#### PROBLEM
Copy each line containing the word "image" from the records that follow, please.

#### PROVIDED DATA
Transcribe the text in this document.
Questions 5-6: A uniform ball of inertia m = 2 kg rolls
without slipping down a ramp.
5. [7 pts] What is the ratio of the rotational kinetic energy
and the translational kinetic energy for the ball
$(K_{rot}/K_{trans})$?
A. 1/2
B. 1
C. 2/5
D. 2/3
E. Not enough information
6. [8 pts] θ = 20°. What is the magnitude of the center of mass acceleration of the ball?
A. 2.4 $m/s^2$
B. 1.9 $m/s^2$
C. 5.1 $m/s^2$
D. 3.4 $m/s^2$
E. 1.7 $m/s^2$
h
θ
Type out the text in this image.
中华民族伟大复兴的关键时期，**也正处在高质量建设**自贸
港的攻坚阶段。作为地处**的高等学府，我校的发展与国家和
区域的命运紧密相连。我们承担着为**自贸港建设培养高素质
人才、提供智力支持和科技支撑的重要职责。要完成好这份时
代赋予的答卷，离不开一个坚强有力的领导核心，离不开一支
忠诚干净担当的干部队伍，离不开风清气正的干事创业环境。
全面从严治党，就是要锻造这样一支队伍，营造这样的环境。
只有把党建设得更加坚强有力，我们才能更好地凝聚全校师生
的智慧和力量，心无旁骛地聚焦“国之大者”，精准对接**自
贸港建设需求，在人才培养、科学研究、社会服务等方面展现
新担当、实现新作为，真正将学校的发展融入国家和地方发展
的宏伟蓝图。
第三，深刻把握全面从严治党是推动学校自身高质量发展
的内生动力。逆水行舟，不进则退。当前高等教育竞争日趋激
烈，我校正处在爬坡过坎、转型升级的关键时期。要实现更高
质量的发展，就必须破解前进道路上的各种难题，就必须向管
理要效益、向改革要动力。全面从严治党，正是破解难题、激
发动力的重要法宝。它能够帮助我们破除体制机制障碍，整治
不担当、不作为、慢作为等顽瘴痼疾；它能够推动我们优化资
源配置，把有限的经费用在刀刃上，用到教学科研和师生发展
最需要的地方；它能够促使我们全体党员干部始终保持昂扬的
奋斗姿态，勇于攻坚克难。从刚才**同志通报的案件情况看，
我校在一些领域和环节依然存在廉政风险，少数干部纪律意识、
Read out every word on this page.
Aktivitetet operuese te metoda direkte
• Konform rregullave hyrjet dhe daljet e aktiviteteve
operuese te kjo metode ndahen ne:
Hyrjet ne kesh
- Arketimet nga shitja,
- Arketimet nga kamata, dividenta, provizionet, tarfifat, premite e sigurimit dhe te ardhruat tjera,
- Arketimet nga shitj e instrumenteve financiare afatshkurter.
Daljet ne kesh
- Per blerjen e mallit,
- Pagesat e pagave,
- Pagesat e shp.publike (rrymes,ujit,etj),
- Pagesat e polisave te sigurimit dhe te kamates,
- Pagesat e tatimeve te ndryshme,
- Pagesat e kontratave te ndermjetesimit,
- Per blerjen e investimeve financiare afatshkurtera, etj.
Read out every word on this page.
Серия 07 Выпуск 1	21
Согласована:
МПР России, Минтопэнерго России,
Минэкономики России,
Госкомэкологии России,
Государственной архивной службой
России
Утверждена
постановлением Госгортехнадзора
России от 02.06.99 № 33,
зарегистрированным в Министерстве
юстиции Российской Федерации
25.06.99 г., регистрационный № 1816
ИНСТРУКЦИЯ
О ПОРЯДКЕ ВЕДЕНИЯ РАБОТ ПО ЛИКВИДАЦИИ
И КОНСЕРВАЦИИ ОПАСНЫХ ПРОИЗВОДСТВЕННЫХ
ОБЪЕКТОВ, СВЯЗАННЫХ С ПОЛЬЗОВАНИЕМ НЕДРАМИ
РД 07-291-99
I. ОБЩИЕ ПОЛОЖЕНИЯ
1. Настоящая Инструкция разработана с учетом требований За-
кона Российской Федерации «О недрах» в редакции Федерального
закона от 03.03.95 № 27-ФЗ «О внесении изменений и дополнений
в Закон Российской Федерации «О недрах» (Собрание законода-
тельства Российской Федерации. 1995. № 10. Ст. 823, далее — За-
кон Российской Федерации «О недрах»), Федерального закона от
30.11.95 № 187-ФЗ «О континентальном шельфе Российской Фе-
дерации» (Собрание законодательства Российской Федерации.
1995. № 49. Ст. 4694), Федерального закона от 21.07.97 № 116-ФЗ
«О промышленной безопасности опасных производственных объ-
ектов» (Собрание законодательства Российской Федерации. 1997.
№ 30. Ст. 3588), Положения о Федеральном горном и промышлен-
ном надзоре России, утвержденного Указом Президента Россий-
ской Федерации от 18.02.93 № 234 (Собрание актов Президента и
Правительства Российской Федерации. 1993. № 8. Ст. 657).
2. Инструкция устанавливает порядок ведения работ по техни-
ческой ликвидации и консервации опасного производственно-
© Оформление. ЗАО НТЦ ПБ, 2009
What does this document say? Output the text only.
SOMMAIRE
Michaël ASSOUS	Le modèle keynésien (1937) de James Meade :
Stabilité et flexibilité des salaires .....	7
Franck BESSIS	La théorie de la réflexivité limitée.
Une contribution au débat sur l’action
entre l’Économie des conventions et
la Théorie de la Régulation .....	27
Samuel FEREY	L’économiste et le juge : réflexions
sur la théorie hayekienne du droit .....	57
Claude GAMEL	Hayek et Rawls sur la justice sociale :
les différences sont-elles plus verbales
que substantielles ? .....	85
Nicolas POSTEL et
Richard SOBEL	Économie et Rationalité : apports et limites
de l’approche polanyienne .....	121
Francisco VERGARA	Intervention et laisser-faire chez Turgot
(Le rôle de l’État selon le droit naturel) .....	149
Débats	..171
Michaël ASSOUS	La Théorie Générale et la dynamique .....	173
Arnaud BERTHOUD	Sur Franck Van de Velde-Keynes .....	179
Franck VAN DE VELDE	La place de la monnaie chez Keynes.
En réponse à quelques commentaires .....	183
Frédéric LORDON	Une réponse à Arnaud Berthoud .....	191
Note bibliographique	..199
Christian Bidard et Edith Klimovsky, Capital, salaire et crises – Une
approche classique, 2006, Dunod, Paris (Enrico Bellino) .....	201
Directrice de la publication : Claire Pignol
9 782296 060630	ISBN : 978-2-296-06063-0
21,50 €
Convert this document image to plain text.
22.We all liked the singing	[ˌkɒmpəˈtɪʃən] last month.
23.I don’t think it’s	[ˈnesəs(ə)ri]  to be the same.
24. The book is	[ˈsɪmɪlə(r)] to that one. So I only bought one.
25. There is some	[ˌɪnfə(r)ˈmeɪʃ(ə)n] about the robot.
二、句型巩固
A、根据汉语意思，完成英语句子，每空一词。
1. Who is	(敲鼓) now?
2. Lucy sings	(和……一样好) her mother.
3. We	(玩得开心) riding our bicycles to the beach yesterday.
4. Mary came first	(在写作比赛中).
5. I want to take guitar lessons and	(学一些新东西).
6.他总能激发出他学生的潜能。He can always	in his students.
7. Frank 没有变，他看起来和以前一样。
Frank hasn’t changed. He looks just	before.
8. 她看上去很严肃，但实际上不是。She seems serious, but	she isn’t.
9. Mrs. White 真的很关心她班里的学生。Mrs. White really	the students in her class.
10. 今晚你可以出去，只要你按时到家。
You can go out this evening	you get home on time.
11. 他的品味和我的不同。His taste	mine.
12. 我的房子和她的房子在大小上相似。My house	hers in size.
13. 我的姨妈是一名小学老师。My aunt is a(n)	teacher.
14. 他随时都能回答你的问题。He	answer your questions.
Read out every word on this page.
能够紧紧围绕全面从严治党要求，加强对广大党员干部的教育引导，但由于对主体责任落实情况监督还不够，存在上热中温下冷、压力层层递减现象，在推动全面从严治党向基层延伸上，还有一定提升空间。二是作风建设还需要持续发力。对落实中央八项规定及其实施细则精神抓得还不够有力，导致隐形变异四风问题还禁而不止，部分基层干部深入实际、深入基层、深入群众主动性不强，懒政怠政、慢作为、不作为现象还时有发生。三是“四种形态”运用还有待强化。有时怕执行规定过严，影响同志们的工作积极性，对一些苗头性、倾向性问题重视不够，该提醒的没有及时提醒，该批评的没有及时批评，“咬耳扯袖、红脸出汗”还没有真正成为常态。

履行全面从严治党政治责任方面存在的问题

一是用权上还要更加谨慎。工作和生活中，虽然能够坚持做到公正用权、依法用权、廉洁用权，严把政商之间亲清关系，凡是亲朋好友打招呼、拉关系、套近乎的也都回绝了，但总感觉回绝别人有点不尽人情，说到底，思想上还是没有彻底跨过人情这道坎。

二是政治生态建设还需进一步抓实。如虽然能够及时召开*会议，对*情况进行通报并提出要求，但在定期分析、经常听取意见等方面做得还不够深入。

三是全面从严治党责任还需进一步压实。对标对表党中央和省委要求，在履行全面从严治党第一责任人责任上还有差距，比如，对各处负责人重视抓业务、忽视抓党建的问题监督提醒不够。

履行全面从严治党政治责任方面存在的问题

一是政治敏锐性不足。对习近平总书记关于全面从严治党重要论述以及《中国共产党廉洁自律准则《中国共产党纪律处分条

#### TASK SOLUTION
Type out the text in this image.
Convert this document image to plain text.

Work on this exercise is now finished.